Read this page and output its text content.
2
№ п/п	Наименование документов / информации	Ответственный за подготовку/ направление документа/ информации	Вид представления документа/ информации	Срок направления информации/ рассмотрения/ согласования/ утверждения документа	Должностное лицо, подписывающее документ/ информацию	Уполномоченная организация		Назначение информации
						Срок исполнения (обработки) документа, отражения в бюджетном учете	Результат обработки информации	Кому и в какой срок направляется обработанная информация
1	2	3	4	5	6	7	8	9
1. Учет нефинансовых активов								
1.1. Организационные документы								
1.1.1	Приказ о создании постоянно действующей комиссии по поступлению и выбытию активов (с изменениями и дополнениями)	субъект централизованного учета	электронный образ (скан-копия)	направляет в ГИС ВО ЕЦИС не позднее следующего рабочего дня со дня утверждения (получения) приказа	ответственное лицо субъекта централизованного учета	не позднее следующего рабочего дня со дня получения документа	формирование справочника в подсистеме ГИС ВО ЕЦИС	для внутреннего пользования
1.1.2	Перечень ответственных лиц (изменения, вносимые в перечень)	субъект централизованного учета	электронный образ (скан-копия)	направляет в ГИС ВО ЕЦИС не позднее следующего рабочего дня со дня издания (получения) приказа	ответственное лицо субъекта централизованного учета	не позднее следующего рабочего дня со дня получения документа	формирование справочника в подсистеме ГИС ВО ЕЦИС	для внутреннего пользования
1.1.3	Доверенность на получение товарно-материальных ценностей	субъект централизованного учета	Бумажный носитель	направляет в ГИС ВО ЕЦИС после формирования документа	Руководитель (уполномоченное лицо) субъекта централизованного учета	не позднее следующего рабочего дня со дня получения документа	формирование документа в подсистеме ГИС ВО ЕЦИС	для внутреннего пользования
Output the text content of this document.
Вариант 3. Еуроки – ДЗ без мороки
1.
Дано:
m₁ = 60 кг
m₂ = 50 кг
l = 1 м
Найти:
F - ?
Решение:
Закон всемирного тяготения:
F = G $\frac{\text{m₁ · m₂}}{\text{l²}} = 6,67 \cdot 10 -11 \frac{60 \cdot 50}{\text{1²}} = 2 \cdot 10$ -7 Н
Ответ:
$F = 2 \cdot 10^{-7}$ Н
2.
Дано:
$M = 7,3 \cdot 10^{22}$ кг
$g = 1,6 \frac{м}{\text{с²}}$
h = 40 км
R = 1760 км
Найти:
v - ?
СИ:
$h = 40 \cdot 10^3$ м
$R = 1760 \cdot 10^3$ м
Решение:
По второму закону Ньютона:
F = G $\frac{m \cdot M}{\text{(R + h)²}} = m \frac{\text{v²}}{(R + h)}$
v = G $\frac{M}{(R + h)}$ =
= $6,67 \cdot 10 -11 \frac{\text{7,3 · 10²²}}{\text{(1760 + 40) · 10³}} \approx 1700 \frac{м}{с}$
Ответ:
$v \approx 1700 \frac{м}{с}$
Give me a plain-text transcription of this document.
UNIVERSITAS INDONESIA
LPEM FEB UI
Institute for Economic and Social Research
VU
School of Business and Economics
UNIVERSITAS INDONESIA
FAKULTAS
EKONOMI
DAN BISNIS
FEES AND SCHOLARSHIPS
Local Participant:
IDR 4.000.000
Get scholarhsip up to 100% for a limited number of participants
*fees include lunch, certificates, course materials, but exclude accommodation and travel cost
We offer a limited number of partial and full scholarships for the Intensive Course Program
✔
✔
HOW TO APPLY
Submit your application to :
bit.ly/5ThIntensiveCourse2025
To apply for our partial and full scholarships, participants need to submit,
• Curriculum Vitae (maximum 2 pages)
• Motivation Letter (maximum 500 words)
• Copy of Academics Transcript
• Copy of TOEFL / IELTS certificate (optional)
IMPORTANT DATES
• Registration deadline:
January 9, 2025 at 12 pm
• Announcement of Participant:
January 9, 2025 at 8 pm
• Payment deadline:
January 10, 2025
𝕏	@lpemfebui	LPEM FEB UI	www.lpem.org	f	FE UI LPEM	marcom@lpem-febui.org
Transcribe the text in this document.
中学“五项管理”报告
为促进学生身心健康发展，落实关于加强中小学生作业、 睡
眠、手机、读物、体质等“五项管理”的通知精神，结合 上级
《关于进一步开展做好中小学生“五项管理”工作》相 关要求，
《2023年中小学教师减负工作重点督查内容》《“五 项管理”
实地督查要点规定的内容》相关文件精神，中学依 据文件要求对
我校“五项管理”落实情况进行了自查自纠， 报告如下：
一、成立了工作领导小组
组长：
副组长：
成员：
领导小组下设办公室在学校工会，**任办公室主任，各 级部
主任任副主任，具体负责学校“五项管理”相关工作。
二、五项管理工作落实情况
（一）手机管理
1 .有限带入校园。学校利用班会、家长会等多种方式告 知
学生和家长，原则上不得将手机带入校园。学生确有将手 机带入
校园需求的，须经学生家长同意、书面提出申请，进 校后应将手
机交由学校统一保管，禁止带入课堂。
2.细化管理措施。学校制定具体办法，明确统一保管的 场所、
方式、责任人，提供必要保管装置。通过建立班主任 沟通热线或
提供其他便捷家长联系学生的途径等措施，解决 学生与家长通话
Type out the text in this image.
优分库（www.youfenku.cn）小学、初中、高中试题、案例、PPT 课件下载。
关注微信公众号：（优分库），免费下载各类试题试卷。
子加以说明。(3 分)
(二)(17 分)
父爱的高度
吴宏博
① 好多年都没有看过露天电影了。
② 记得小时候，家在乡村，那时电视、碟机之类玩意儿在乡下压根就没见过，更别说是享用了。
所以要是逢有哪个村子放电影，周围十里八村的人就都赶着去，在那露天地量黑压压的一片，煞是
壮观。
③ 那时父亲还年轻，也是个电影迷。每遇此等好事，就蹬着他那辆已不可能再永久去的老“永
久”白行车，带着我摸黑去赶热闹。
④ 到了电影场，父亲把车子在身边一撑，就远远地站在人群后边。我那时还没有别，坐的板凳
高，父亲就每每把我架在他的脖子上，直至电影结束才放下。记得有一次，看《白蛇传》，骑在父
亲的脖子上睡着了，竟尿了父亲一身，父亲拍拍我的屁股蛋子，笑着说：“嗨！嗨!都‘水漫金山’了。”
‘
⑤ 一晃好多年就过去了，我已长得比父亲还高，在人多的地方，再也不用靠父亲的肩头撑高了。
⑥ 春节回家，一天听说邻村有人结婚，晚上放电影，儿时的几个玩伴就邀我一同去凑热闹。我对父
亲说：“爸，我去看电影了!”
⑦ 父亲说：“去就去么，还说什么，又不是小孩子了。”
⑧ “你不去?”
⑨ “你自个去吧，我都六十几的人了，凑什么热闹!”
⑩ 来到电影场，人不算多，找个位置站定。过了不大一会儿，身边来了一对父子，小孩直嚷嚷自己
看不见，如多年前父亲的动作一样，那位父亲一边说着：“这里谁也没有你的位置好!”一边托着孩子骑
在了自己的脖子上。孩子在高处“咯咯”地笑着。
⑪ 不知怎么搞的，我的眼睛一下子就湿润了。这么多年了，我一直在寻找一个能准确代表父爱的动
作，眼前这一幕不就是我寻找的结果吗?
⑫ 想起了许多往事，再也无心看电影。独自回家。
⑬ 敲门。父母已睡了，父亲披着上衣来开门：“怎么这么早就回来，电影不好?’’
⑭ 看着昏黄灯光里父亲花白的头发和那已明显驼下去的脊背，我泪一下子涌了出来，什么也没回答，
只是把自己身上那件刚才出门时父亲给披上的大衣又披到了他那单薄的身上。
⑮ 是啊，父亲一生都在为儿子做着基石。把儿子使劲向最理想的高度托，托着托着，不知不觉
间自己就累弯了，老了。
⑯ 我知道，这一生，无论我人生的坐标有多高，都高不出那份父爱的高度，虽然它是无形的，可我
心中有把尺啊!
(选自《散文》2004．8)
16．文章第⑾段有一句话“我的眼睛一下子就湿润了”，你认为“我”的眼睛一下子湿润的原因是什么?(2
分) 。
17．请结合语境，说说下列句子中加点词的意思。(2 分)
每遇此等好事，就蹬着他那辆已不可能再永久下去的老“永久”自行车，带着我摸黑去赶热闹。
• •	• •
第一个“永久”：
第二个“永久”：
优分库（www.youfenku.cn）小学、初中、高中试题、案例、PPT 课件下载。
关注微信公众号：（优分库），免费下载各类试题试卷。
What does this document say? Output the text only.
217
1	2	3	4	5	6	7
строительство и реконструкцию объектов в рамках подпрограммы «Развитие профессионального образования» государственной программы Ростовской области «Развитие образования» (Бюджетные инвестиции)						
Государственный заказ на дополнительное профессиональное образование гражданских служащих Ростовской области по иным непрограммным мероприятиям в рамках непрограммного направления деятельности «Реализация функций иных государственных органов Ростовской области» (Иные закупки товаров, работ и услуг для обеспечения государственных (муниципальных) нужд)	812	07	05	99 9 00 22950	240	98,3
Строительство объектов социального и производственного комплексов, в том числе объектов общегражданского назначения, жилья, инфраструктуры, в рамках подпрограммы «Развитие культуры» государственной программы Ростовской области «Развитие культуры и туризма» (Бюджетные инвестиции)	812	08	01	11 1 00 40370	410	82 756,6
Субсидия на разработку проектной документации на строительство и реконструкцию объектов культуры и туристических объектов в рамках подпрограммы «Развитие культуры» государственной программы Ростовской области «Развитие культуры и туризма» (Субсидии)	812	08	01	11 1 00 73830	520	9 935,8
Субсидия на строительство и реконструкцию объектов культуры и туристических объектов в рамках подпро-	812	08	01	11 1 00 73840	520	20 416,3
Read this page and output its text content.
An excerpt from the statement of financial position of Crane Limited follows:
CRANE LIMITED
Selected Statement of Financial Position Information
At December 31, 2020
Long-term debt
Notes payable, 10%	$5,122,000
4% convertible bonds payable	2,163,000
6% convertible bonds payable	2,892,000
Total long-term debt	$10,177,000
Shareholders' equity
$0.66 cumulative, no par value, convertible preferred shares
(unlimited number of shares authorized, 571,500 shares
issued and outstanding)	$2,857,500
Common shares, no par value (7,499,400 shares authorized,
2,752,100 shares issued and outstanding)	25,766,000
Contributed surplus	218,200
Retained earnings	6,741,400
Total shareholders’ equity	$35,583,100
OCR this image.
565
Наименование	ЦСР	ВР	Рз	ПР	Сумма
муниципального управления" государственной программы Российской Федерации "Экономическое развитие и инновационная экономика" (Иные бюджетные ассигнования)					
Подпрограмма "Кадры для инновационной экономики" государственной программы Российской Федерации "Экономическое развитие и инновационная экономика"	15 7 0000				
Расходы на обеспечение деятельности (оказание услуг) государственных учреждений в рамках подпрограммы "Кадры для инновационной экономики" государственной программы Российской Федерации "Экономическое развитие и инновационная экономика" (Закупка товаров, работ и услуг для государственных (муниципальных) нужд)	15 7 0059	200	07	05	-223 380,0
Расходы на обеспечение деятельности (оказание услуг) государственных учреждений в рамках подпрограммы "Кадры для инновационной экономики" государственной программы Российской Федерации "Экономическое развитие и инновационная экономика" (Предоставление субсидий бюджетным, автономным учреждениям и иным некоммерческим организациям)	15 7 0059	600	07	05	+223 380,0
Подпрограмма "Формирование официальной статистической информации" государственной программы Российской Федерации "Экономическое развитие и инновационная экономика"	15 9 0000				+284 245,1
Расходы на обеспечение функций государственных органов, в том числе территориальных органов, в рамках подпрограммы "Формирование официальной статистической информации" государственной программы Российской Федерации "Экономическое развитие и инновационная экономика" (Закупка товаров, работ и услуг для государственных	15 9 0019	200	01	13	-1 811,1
------------------------------------------------
**Task statement:**
Work out the count of lines containing the word "Субсидия", then write only that count.

**Task output:**
2